-- begin Given data --

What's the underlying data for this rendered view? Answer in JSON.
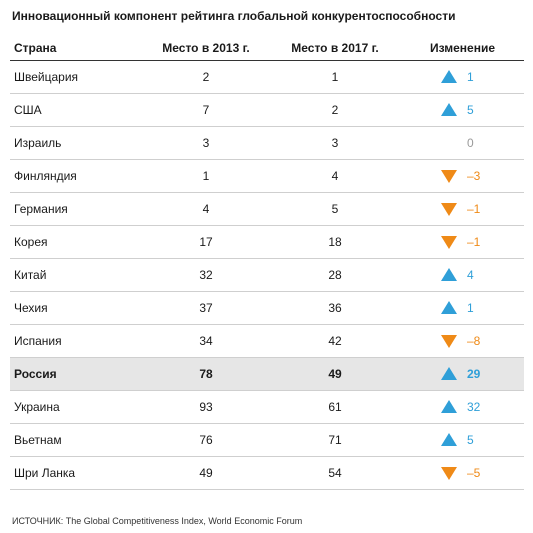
{
  "title": "Инновационный компонент рейтинга глобальной конкурентоспособности",
  "columns": {
    "country": "Страна",
    "rank2013": "Место в 2013 г.",
    "rank2017": "Место в 2017 г.",
    "change": "Изменение"
  },
  "colors": {
    "up": "#2f9fd8",
    "down": "#ef8a17",
    "zero": "#9a9a9a",
    "highlight_row": "#e6e6e6"
  },
  "rows": [
    {
      "country": "Швейцария",
      "rank2013": "2",
      "rank2017": "1",
      "change": "1",
      "direction": "up"
    },
    {
      "country": "США",
      "rank2013": "7",
      "rank2017": "2",
      "change": "5",
      "direction": "up"
    },
    {
      "country": "Израиль",
      "rank2013": "3",
      "rank2017": "3",
      "change": "0",
      "direction": "none"
    },
    {
      "country": "Финляндия",
      "rank2013": "1",
      "rank2017": "4",
      "change": "–3",
      "direction": "down"
    },
    {
      "country": "Германия",
      "rank2013": "4",
      "rank2017": "5",
      "change": "–1",
      "direction": "down"
    },
    {
      "country": "Корея",
      "rank2013": "17",
      "rank2017": "18",
      "change": "–1",
      "direction": "down"
    },
    {
      "country": "Китай",
      "rank2013": "32",
      "rank2017": "28",
      "change": "4",
      "direction": "up"
    },
    {
      "country": "Чехия",
      "rank2013": "37",
      "rank2017": "36",
      "change": "1",
      "direction": "up"
    },
    {
      "country": "Испания",
      "rank2013": "34",
      "rank2017": "42",
      "change": "–8",
      "direction": "down"
    },
    {
      "country": "Россия",
      "rank2013": "78",
      "rank2017": "49",
      "change": "29",
      "direction": "up",
      "highlighted": true
    },
    {
      "country": "Украина",
      "rank2013": "93",
      "rank2017": "61",
      "change": "32",
      "direction": "up"
    },
    {
      "country": "Вьетнам",
      "rank2013": "76",
      "rank2017": "71",
      "change": "5",
      "direction": "up"
    },
    {
      "country": "Шри Ланка",
      "rank2013": "49",
      "rank2017": "54",
      "change": "–5",
      "direction": "down"
    }
  ],
  "source": "ИСТОЧНИК: The Global Competitiveness Index, World Economic Forum"
}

-- end Given data --

**What is required:** Reproduce the material word for word, minus the images.

**Response to the exercise:**
What's the underlying data for this rendered view? Answer in JSON.
{
  "title": "Инновационный компонент рейтинга глобальной конкурентоспособности",
  "columns": {
    "country": "Страна",
    "rank2013": "Место в 2013 г.",
    "rank2017": "Место в 2017 г.",
    "change": "Изменение"
  },
  "colors": {
    "up": "#2f9fd8",
    "down": "#ef8a17",
    "zero": "#9a9a9a",
    "highlight_row": "#e6e6e6"
  },
  "rows": [
    {
      "country": "Швейцария",
      "rank2013": "2",
      "rank2017": "1",
      "change": "1",
      "direction": "up"
    },
    {
      "country": "США",
      "rank2013": "7",
      "rank2017": "2",
      "change": "5",
      "direction": "up"
    },
    {
      "country": "Израиль",
      "rank2013": "3",
      "rank2017": "3",
      "change": "0",
      "direction": "none"
    },
    {
      "country": "Финляндия",
      "rank2013": "1",
      "rank2017": "4",
      "change": "–3",
      "direction": "down"
    },
    {
      "country": "Германия",
      "rank2013": "4",
      "rank2017": "5",
      "change": "–1",
      "direction": "down"
    },
    {
      "country": "Корея",
      "rank2013": "17",
      "rank2017": "18",
      "change": "–1",
      "direction": "down"
    },
    {
      "country": "Китай",
      "rank2013": "32",
      "rank2017": "28",
      "change": "4",
      "direction": "up"
    },
    {
      "country": "Чехия",
      "rank2013": "37",
      "rank2017": "36",
      "change": "1",
      "direction": "up"
    },
    {
      "country": "Испания",
      "rank2013": "34",
      "rank2017": "42",
      "change": "–8",
      "direction": "down"
    },
    {
      "country": "Россия",
      "rank2013": "78",
      "rank2017": "49",
      "change": "29",
      "direction": "up",
      "highlighted": true
    },
    {
      "country": "Украина",
      "rank2013": "93",
      "rank2017": "61",
      "change": "32",
      "direction": "up"
    },
    {
      "country": "Вьетнам",
      "rank2013": "76",
      "rank2017": "71",
      "change": "5",
      "direction": "up"
    },
    {
      "country": "Шри Ланка",
      "rank2013": "49",
      "rank2017": "54",
      "change": "–5",
      "direction": "down"
    }
  ],
  "source": "ИСТОЧНИК: The Global Competitiveness Index, World Economic Forum"
}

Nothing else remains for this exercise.